_What is expected_: Every line with the string "JSON" in it belongs in your answer, so copy them all from the data.

_Interface dataset entries_:
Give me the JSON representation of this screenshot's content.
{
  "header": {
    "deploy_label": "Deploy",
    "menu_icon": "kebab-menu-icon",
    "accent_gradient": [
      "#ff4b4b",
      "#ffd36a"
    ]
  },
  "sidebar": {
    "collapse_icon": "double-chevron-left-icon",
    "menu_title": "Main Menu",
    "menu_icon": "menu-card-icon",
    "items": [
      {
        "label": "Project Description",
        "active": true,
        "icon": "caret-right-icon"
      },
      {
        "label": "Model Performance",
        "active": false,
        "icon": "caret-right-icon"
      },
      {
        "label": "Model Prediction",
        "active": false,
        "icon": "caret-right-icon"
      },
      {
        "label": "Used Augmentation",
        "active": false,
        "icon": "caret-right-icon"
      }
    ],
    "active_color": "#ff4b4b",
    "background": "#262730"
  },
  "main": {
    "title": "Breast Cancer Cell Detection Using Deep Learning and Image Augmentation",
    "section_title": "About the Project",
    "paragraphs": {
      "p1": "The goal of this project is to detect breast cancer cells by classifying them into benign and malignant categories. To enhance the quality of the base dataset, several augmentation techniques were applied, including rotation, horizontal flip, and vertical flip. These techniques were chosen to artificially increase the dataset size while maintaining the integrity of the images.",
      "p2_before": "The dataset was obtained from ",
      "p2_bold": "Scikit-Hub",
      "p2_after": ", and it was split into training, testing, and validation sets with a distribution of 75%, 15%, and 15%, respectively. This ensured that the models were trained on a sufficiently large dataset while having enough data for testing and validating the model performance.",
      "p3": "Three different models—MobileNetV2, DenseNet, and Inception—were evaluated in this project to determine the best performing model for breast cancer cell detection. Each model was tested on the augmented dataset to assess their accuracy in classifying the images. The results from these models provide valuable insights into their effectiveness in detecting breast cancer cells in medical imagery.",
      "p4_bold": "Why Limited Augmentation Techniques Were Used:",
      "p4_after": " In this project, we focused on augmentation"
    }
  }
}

---

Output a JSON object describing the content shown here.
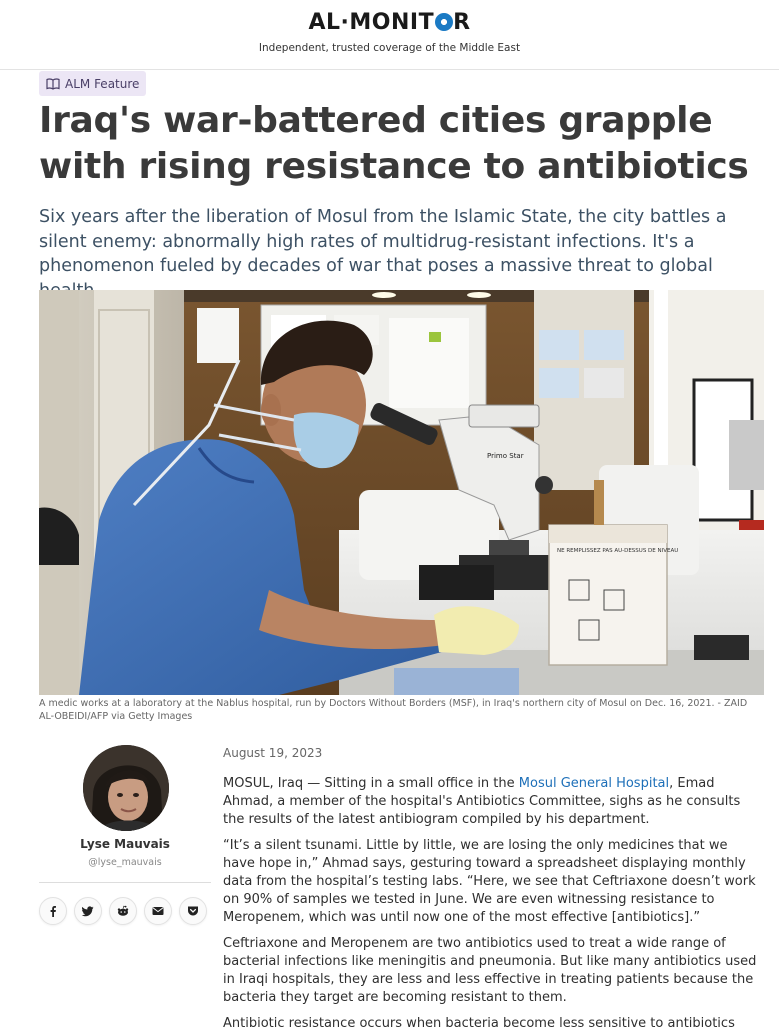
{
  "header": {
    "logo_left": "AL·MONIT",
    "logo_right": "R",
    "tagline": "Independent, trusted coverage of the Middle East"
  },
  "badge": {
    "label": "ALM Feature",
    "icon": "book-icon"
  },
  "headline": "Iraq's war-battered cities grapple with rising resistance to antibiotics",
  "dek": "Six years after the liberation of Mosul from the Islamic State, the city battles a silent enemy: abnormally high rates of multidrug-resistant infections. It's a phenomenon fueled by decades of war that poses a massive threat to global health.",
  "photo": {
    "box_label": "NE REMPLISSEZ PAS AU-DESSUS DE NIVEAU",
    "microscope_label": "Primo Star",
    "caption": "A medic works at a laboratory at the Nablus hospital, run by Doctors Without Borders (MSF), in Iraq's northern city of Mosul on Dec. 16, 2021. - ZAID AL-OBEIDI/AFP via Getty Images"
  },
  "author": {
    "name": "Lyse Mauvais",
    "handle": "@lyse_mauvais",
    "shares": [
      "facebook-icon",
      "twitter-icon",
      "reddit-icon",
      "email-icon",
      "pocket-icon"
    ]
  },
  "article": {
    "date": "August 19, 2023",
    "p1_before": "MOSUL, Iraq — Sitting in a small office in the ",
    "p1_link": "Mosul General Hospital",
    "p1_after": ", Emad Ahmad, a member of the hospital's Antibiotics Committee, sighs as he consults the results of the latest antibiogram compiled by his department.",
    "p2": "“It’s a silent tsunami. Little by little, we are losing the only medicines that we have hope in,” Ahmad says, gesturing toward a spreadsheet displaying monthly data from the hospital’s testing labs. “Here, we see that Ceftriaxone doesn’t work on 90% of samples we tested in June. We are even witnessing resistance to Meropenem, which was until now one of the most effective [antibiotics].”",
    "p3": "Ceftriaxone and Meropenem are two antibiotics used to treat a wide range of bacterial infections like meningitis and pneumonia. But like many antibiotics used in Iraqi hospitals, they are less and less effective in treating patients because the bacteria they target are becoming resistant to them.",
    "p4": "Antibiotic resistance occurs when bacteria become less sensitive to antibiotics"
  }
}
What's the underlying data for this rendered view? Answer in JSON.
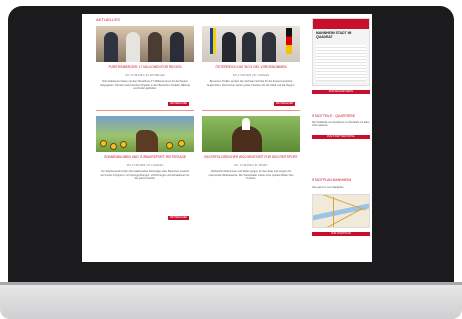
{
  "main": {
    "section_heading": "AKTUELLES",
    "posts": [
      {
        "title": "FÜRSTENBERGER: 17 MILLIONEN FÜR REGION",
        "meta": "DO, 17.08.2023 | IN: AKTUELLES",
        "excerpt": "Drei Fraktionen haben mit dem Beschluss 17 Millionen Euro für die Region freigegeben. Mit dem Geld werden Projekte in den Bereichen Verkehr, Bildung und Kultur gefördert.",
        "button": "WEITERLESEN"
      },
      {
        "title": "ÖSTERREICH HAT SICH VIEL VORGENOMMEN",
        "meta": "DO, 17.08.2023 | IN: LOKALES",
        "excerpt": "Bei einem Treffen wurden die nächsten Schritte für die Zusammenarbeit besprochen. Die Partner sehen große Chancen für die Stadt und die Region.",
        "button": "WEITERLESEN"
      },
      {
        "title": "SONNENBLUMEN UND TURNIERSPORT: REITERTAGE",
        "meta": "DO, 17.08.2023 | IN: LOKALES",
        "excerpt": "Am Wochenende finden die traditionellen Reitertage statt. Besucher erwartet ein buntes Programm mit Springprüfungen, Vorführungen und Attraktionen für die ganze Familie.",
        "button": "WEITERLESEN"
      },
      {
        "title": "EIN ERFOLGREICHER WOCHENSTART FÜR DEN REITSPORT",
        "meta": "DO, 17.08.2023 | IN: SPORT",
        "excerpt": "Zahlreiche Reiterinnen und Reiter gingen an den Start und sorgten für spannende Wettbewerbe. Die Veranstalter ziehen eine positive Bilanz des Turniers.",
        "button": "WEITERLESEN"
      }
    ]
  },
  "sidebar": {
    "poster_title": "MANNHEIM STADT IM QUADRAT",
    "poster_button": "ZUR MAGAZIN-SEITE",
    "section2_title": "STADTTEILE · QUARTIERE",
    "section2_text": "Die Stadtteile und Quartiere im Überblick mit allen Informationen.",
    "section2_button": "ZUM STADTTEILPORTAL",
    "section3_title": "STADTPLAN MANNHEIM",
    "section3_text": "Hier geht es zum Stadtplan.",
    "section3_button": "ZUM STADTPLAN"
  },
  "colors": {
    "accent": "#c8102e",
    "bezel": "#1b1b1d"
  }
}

_Task output_:
Give me the JSON representation of this screenshot's content.
Output a JSON object describing the content shown here.
What's the underlying data for this rendered view? Answer in JSON.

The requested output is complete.